• **REQUIREMENTS**: Among the lines below, list those containing the string "tomorrow".

----- RECORDS SHOWN

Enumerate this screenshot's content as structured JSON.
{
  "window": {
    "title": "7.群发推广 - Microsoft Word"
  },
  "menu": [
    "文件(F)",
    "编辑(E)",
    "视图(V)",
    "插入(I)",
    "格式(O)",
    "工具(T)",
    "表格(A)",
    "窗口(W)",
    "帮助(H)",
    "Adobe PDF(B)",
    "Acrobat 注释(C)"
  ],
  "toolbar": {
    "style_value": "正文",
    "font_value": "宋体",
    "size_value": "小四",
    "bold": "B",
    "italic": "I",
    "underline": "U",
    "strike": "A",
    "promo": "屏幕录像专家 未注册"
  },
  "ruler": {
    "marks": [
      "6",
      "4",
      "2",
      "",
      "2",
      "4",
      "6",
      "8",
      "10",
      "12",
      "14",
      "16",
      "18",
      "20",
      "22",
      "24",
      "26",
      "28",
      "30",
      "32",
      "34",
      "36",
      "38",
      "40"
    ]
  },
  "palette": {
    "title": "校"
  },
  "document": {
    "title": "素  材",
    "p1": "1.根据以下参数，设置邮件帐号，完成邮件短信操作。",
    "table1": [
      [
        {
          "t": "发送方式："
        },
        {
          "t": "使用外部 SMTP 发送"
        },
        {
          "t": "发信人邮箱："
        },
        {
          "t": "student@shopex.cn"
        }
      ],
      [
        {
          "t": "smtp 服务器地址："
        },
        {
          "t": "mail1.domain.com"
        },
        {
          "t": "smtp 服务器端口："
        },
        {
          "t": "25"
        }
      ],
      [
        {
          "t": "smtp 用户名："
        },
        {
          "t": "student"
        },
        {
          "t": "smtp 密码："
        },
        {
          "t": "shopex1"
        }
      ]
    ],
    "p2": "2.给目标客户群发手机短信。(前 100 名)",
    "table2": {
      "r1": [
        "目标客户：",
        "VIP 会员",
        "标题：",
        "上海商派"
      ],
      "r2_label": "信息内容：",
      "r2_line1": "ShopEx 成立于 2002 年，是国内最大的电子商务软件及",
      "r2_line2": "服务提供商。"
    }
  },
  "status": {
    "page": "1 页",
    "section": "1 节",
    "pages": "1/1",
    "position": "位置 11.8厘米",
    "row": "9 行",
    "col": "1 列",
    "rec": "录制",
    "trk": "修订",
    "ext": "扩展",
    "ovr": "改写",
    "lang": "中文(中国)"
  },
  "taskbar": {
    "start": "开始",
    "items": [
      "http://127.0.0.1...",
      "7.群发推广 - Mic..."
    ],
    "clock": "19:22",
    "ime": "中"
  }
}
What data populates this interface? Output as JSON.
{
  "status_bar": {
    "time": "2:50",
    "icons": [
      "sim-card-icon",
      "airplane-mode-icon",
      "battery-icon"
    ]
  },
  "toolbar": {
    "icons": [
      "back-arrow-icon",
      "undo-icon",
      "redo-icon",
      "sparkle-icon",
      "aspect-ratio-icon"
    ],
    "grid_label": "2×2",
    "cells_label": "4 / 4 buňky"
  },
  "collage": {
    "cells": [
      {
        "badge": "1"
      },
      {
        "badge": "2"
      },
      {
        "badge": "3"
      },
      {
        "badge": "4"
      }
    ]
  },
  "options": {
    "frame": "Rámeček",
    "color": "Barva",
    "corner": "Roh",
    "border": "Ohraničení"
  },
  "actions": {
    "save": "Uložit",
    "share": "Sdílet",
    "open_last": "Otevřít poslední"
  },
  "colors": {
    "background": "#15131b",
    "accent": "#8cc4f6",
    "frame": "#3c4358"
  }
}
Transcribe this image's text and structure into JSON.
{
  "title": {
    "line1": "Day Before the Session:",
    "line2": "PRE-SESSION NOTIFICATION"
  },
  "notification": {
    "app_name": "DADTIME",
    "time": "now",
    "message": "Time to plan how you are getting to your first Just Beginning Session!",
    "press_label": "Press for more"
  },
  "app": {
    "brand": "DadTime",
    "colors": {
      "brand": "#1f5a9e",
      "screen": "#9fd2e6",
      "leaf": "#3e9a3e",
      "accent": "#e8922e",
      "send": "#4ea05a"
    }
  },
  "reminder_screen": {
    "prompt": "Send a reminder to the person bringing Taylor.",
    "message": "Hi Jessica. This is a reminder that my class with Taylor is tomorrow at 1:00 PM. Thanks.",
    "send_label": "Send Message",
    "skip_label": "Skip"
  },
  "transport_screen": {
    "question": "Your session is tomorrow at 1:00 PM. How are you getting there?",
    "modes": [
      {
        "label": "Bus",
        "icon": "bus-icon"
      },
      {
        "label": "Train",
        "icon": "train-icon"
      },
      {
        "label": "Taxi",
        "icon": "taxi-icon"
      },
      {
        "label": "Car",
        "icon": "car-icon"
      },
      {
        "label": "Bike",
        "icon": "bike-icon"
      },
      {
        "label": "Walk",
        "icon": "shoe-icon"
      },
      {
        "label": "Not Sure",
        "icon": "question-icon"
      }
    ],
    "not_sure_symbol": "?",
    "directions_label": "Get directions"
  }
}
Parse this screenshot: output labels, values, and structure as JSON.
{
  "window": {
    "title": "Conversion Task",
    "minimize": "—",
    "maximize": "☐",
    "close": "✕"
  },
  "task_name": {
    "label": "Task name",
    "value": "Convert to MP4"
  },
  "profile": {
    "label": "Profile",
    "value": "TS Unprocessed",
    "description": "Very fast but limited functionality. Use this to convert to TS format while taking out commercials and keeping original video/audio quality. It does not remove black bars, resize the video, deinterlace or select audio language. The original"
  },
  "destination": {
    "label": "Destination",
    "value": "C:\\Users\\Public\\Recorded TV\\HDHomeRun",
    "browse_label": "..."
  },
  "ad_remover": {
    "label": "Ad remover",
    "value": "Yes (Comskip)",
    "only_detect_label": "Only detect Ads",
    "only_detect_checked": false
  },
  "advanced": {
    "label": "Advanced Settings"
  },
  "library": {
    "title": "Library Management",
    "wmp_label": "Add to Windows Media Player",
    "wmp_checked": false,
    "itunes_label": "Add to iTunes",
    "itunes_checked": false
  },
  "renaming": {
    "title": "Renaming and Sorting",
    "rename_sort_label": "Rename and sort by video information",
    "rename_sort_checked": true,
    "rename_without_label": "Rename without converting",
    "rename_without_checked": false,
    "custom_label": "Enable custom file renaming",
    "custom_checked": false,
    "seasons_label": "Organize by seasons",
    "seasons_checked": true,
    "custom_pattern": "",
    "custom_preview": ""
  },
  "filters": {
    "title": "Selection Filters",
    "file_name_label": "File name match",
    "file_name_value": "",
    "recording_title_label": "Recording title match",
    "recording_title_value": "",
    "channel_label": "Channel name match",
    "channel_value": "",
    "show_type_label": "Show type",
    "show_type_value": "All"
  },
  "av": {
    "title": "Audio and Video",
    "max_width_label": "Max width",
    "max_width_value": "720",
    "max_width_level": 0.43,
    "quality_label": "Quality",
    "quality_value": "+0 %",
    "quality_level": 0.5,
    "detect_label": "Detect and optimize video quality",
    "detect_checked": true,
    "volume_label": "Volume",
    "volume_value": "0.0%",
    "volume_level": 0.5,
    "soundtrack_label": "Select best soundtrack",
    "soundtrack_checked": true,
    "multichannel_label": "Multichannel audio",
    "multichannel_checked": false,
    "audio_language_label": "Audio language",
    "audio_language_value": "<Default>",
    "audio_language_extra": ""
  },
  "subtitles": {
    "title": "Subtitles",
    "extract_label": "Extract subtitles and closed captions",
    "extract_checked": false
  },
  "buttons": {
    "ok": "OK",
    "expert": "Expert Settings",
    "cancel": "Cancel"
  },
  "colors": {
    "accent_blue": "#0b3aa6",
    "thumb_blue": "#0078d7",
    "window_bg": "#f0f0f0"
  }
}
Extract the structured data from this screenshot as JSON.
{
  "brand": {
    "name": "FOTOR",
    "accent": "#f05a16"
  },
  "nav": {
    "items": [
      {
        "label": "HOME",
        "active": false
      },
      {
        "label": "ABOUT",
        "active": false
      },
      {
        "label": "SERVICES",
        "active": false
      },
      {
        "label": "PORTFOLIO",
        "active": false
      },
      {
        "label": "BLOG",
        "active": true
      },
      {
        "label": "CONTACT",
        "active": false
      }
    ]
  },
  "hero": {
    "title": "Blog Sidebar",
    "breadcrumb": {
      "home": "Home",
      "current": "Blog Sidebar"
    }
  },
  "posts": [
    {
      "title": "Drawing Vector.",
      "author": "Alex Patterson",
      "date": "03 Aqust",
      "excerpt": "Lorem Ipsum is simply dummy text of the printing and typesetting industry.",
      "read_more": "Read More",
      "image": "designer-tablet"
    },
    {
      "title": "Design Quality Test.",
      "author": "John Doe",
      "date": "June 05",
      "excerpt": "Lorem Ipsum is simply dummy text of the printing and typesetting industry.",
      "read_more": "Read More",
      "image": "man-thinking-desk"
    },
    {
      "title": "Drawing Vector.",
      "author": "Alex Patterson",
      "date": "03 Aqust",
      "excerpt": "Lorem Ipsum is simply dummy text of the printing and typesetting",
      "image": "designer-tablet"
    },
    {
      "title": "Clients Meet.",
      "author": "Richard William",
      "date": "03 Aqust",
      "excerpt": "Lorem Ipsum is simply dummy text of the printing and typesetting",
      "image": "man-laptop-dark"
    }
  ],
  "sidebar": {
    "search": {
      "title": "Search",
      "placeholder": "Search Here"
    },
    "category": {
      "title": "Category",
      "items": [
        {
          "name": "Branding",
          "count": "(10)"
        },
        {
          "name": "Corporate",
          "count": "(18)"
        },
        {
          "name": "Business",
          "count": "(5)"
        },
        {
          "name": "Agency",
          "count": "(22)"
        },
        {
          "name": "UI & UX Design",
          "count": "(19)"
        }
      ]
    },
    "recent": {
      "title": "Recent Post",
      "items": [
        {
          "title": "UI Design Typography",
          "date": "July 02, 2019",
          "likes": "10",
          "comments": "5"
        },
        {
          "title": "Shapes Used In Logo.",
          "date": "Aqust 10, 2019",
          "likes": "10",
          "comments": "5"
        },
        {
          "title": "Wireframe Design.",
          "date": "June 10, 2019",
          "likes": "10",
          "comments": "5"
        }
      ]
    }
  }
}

----------

• **PROBLEM SOLUTION**:
    "message": "Hi Jessica. This is a reminder that my class with Taylor is tomorrow at 1:00 PM. Thanks.",
    "question": "Your session is tomorrow at 1:00 PM. How are you getting there?",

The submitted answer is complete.